GIVEN REQUEST ->
State the number of lines below in which the word "fuqi" appears. Nothing else belongs in the answer.

Dataset items:
= = = =

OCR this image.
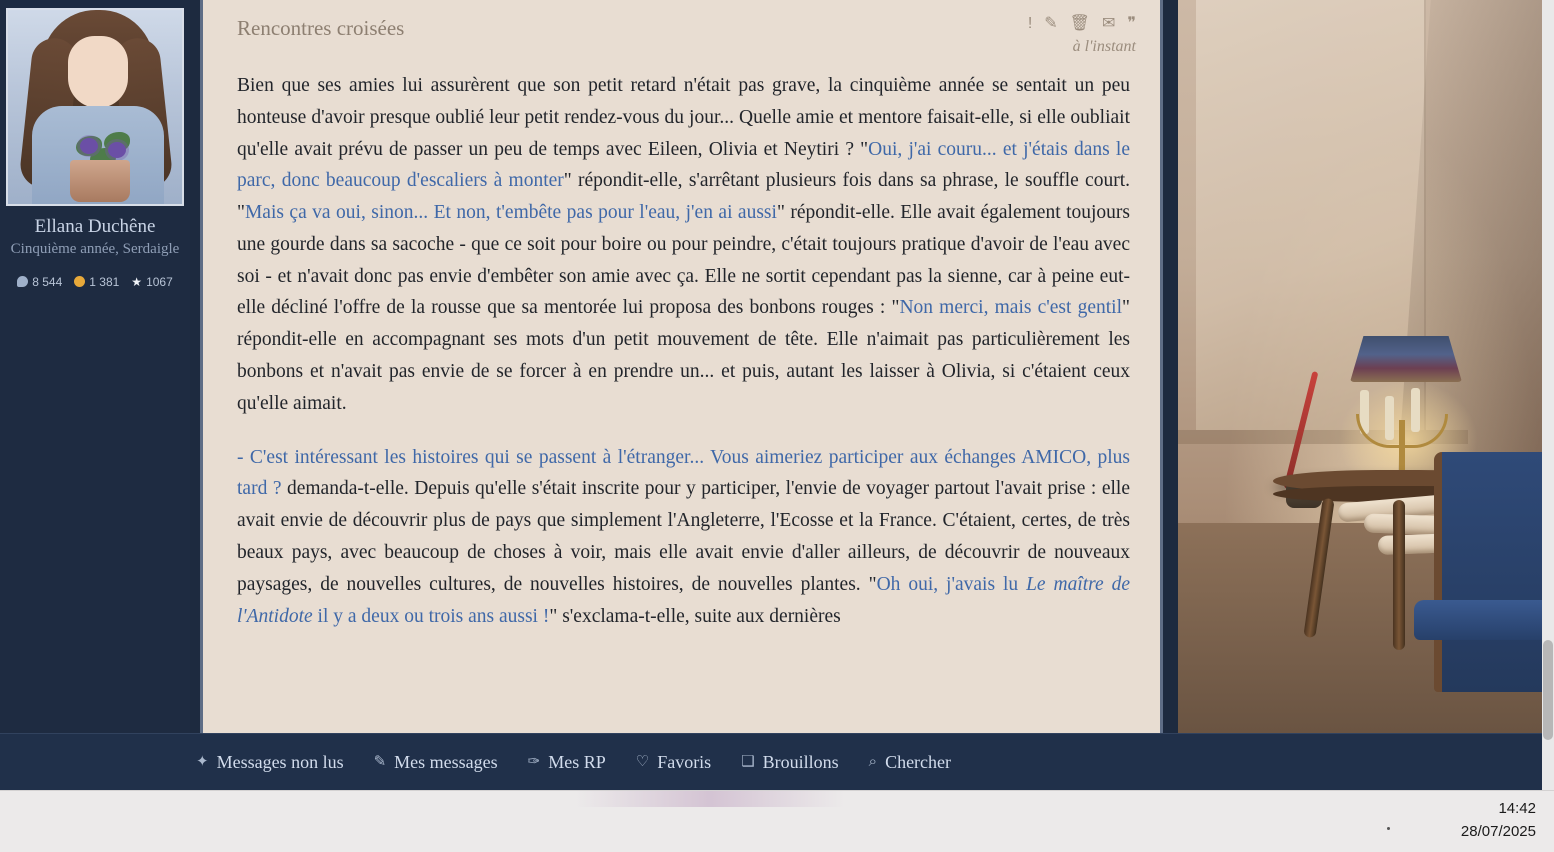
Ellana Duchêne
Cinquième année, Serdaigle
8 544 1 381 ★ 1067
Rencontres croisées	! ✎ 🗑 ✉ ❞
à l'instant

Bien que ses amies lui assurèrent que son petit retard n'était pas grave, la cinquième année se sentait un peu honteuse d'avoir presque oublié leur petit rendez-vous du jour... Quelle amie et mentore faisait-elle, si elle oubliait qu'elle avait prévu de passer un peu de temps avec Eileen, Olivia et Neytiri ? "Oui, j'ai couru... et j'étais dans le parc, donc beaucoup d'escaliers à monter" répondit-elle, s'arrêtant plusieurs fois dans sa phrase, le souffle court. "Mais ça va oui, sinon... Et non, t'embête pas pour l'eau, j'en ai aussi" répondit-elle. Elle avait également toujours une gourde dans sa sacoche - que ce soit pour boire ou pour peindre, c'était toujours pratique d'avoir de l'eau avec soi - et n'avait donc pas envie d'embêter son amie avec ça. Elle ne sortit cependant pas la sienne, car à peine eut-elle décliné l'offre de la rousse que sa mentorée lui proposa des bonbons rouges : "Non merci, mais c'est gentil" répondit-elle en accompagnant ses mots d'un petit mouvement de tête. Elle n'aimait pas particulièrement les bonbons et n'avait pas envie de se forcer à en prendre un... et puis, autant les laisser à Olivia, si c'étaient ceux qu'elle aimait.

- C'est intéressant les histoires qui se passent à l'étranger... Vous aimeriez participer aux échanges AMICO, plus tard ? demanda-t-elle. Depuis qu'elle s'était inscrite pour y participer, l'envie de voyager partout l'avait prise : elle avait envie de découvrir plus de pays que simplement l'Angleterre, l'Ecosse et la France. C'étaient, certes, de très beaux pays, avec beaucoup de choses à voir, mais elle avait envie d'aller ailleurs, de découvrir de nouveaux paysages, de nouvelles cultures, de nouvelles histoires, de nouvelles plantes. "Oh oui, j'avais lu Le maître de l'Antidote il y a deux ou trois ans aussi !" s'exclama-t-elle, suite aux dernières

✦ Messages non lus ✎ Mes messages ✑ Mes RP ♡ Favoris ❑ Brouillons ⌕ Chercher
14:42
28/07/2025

= = = =

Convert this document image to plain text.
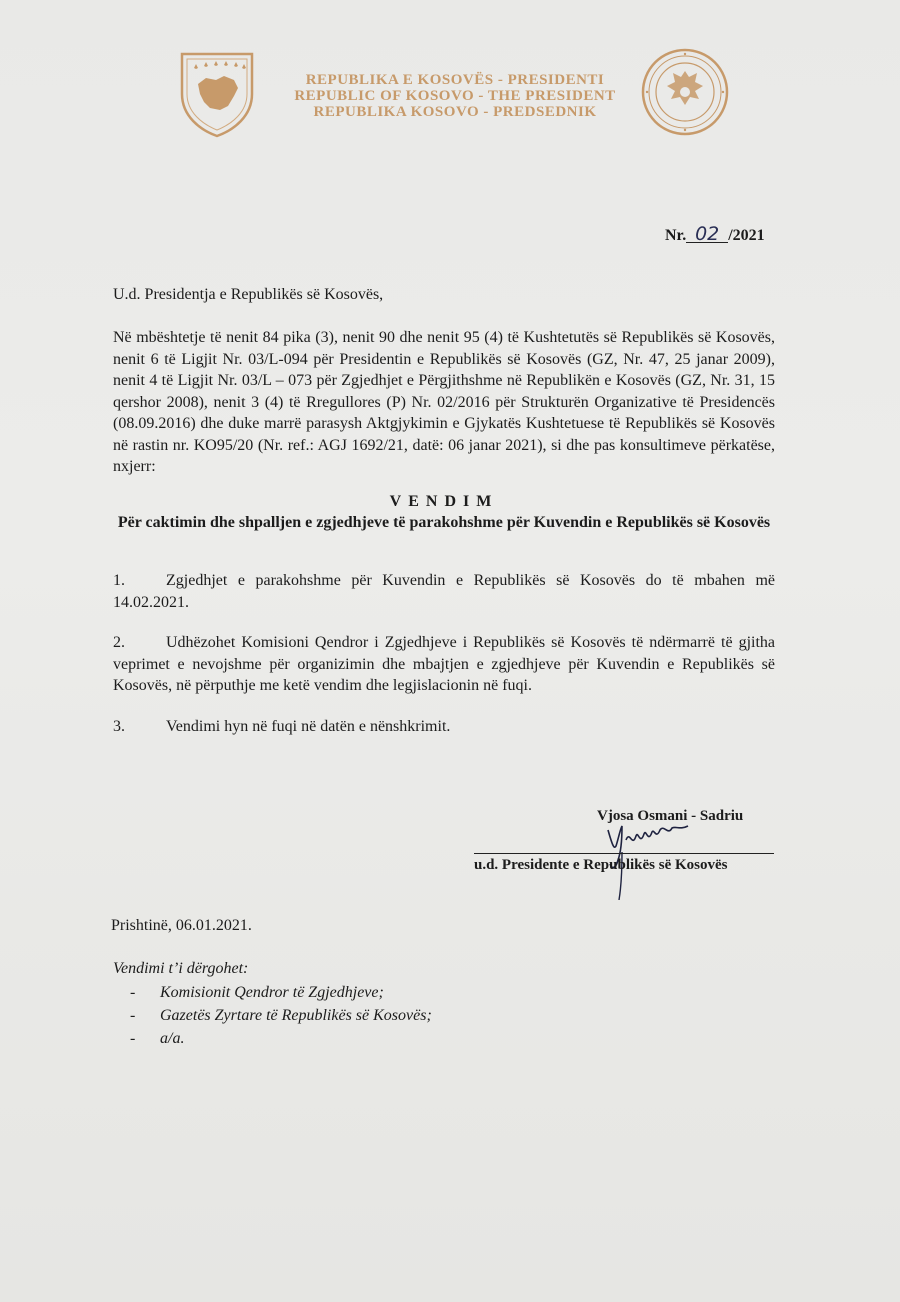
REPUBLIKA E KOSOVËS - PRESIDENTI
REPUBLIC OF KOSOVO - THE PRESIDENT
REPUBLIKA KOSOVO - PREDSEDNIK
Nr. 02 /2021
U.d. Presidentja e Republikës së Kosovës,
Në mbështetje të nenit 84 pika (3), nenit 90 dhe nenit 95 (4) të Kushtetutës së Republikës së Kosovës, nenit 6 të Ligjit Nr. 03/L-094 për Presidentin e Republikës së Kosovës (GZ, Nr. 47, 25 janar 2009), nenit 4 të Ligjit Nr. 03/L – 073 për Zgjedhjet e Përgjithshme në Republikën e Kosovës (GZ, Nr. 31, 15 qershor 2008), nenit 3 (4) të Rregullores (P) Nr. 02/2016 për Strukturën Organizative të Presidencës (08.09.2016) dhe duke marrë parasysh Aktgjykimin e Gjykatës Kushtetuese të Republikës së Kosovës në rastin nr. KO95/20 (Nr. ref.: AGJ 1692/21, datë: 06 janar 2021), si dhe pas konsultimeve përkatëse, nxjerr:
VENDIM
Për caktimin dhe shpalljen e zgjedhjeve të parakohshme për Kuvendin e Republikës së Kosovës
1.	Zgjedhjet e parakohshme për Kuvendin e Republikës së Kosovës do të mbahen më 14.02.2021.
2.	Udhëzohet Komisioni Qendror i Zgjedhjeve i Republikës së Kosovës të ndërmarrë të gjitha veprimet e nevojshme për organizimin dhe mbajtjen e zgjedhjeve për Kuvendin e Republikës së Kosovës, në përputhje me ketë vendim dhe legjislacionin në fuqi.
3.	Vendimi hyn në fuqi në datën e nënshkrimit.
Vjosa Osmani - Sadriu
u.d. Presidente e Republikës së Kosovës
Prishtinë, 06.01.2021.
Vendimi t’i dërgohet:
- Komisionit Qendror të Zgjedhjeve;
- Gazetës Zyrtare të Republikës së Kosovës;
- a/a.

= = = =

RESULT ->
2